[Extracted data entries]
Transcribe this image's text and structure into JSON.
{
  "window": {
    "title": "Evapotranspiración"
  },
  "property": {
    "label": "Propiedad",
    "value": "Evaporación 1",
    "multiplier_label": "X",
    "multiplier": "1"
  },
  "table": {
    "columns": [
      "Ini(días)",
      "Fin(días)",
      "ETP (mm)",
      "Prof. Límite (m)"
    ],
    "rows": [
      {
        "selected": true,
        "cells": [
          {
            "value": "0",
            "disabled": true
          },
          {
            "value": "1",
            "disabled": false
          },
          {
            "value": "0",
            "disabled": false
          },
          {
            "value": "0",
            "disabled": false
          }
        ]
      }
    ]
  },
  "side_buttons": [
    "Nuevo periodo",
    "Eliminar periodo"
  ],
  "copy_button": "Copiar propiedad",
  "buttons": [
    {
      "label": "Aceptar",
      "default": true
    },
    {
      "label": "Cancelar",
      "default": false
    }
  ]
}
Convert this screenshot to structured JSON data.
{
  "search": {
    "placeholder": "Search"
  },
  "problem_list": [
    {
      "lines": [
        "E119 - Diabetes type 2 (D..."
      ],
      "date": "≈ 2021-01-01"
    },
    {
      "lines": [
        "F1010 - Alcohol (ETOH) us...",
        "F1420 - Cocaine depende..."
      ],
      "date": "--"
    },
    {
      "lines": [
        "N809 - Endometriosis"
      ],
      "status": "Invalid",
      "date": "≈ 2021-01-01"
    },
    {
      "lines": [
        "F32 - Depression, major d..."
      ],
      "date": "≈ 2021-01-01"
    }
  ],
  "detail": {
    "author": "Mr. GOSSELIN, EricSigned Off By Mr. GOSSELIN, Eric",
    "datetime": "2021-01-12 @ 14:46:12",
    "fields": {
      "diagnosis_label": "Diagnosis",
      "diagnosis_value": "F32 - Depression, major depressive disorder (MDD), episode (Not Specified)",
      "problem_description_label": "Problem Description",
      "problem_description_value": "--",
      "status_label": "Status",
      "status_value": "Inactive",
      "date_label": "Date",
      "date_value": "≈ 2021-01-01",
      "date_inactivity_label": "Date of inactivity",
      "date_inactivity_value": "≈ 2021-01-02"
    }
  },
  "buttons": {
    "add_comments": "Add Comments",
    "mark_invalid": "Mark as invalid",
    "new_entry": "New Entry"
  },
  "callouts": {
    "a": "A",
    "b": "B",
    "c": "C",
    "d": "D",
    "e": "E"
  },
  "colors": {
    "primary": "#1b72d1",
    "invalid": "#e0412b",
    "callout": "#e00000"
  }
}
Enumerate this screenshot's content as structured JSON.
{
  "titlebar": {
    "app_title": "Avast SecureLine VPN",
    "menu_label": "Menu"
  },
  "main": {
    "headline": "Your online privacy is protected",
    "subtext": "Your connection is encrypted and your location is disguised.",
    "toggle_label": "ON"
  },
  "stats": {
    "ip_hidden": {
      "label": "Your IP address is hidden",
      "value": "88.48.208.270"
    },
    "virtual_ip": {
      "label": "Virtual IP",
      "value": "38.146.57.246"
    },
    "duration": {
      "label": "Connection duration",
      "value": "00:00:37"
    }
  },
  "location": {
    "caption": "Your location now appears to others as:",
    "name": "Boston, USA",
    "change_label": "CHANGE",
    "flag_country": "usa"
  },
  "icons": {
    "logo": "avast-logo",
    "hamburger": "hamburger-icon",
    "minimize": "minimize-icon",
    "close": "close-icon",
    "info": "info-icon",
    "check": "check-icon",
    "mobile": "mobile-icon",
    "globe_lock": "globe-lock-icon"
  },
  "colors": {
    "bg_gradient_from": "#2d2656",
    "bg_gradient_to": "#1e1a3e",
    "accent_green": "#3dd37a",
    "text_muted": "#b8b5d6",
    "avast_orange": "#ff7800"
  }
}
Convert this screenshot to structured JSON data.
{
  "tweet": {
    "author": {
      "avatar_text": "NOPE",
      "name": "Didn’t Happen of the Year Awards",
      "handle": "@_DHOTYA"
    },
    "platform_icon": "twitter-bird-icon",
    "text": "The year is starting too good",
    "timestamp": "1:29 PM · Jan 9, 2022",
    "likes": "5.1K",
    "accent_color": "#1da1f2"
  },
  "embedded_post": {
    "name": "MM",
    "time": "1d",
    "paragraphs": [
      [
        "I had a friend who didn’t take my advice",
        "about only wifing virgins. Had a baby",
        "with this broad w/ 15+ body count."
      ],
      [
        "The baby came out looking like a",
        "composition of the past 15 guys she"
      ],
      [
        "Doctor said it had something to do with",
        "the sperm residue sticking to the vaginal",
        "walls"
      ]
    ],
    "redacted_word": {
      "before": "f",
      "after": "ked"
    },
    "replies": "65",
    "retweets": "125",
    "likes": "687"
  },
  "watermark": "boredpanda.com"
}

▶ _The problem_: Write out the whole listing again, exactly as it stands.

▶ _Answer to this exercise_:
Transcribe this image's text and structure into JSON.
{
  "window": {
    "title": "Evapotranspiración"
  },
  "property": {
    "label": "Propiedad",
    "value": "Evaporación 1",
    "multiplier_label": "X",
    "multiplier": "1"
  },
  "table": {
    "columns": [
      "Ini(días)",
      "Fin(días)",
      "ETP (mm)",
      "Prof. Límite (m)"
    ],
    "rows": [
      {
        "selected": true,
        "cells": [
          {
            "value": "0",
            "disabled": true
          },
          {
            "value": "1",
            "disabled": false
          },
          {
            "value": "0",
            "disabled": false
          },
          {
            "value": "0",
            "disabled": false
          }
        ]
      }
    ]
  },
  "side_buttons": [
    "Nuevo periodo",
    "Eliminar periodo"
  ],
  "copy_button": "Copiar propiedad",
  "buttons": [
    {
      "label": "Aceptar",
      "default": true
    },
    {
      "label": "Cancelar",
      "default": false
    }
  ]
}
Convert this screenshot to structured JSON data.
{
  "search": {
    "placeholder": "Search"
  },
  "problem_list": [
    {
      "lines": [
        "E119 - Diabetes type 2 (D..."
      ],
      "date": "≈ 2021-01-01"
    },
    {
      "lines": [
        "F1010 - Alcohol (ETOH) us...",
        "F1420 - Cocaine depende..."
      ],
      "date": "--"
    },
    {
      "lines": [
        "N809 - Endometriosis"
      ],
      "status": "Invalid",
      "date": "≈ 2021-01-01"
    },
    {
      "lines": [
        "F32 - Depression, major d..."
      ],
      "date": "≈ 2021-01-01"
    }
  ],
  "detail": {
    "author": "Mr. GOSSELIN, EricSigned Off By Mr. GOSSELIN, Eric",
    "datetime": "2021-01-12 @ 14:46:12",
    "fields": {
      "diagnosis_label": "Diagnosis",
      "diagnosis_value": "F32 - Depression, major depressive disorder (MDD), episode (Not Specified)",
      "problem_description_label": "Problem Description",
      "problem_description_value": "--",
      "status_label": "Status",
      "status_value": "Inactive",
      "date_label": "Date",
      "date_value": "≈ 2021-01-01",
      "date_inactivity_label": "Date of inactivity",
      "date_inactivity_value": "≈ 2021-01-02"
    }
  },
  "buttons": {
    "add_comments": "Add Comments",
    "mark_invalid": "Mark as invalid",
    "new_entry": "New Entry"
  },
  "callouts": {
    "a": "A",
    "b": "B",
    "c": "C",
    "d": "D",
    "e": "E"
  },
  "colors": {
    "primary": "#1b72d1",
    "invalid": "#e0412b",
    "callout": "#e00000"
  }
}
Enumerate this screenshot's content as structured JSON.
{
  "titlebar": {
    "app_title": "Avast SecureLine VPN",
    "menu_label": "Menu"
  },
  "main": {
    "headline": "Your online privacy is protected",
    "subtext": "Your connection is encrypted and your location is disguised.",
    "toggle_label": "ON"
  },
  "stats": {
    "ip_hidden": {
      "label": "Your IP address is hidden",
      "value": "88.48.208.270"
    },
    "virtual_ip": {
      "label": "Virtual IP",
      "value": "38.146.57.246"
    },
    "duration": {
      "label": "Connection duration",
      "value": "00:00:37"
    }
  },
  "location": {
    "caption": "Your location now appears to others as:",
    "name": "Boston, USA",
    "change_label": "CHANGE",
    "flag_country": "usa"
  },
  "icons": {
    "logo": "avast-logo",
    "hamburger": "hamburger-icon",
    "minimize": "minimize-icon",
    "close": "close-icon",
    "info": "info-icon",
    "check": "check-icon",
    "mobile": "mobile-icon",
    "globe_lock": "globe-lock-icon"
  },
  "colors": {
    "bg_gradient_from": "#2d2656",
    "bg_gradient_to": "#1e1a3e",
    "accent_green": "#3dd37a",
    "text_muted": "#b8b5d6",
    "avast_orange": "#ff7800"
  }
}
Convert this screenshot to structured JSON data.
{
  "tweet": {
    "author": {
      "avatar_text": "NOPE",
      "name": "Didn’t Happen of the Year Awards",
      "handle": "@_DHOTYA"
    },
    "platform_icon": "twitter-bird-icon",
    "text": "The year is starting too good",
    "timestamp": "1:29 PM · Jan 9, 2022",
    "likes": "5.1K",
    "accent_color": "#1da1f2"
  },
  "embedded_post": {
    "name": "MM",
    "time": "1d",
    "paragraphs": [
      [
        "I had a friend who didn’t take my advice",
        "about only wifing virgins. Had a baby",
        "with this broad w/ 15+ body count."
      ],
      [
        "The baby came out looking like a",
        "composition of the past 15 guys she"
      ],
      [
        "Doctor said it had something to do with",
        "the sperm residue sticking to the vaginal",
        "walls"
      ]
    ],
    "redacted_word": {
      "before": "f",
      "after": "ked"
    },
    "replies": "65",
    "retweets": "125",
    "likes": "687"
  },
  "watermark": "boredpanda.com"
}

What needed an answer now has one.